=== Task requirements ===
Pull every line of the entries that has the word "London".

=== Entries shown ===
** START **
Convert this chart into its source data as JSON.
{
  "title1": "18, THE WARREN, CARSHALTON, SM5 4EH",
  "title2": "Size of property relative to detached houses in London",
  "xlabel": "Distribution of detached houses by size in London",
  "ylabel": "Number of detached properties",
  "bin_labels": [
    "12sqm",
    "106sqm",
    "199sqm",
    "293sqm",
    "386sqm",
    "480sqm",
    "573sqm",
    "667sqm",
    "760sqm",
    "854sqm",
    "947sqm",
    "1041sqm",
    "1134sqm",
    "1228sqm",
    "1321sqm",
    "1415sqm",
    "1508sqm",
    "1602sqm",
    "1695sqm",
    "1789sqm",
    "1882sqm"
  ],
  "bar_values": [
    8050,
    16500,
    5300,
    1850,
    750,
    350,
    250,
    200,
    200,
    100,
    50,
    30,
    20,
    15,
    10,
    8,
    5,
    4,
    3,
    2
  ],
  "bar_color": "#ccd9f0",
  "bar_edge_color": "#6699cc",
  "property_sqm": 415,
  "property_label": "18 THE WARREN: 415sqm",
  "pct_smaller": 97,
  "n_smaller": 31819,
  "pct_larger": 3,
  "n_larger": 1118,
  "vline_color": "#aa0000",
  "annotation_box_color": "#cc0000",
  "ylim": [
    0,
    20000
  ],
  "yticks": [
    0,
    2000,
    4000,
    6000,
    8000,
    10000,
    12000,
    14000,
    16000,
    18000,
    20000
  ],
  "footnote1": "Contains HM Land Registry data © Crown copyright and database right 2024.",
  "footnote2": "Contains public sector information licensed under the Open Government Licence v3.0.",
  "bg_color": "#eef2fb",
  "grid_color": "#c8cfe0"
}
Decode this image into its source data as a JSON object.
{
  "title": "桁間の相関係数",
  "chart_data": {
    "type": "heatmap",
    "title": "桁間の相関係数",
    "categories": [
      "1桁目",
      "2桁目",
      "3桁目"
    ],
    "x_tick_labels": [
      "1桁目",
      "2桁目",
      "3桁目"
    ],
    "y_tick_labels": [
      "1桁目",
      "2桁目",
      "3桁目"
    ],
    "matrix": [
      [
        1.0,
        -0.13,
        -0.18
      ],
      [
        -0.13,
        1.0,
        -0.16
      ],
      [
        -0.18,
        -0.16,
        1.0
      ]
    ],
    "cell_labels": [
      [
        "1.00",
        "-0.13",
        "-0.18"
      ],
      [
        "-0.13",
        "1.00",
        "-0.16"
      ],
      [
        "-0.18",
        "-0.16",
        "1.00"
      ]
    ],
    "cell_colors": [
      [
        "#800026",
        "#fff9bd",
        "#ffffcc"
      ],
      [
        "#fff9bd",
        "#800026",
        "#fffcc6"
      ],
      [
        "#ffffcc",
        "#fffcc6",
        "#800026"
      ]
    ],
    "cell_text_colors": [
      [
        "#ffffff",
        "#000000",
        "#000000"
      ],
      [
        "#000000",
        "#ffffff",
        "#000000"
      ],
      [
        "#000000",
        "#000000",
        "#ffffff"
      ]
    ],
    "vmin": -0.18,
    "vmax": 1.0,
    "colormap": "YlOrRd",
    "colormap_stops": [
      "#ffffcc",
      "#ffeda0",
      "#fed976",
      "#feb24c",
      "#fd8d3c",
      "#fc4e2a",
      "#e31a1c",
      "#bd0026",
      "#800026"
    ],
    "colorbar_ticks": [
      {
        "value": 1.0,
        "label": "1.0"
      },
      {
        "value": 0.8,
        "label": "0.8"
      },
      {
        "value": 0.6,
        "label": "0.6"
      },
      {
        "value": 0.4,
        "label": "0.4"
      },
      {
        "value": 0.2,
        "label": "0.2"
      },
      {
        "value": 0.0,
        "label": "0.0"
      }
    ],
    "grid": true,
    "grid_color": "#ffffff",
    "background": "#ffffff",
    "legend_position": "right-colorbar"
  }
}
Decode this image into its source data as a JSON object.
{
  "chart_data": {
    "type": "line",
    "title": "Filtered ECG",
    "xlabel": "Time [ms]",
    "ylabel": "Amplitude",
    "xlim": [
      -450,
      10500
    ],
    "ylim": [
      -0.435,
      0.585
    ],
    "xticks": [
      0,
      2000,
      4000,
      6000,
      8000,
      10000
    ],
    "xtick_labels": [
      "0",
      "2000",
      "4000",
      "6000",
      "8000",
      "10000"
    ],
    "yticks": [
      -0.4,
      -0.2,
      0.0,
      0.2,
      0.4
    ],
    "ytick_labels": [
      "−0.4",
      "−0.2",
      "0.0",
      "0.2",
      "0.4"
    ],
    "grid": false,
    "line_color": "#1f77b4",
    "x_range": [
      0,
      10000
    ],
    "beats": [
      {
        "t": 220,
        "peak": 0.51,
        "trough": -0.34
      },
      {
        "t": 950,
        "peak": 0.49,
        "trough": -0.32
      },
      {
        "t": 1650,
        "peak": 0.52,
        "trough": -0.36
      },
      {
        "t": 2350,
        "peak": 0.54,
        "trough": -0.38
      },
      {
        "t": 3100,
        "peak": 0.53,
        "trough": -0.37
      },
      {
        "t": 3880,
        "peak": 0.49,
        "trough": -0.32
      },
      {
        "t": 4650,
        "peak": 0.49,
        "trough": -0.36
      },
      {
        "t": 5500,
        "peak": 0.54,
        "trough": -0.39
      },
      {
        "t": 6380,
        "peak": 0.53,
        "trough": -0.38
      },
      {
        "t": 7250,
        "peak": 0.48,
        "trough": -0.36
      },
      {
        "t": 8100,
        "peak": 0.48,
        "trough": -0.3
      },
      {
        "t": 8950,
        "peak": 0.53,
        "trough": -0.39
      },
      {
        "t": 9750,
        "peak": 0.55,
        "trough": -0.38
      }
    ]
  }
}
** END **
=== Result ===
  "title2": "Size of property relative to detached houses in London",
  "xlabel": "Distribution of detached houses by size in London",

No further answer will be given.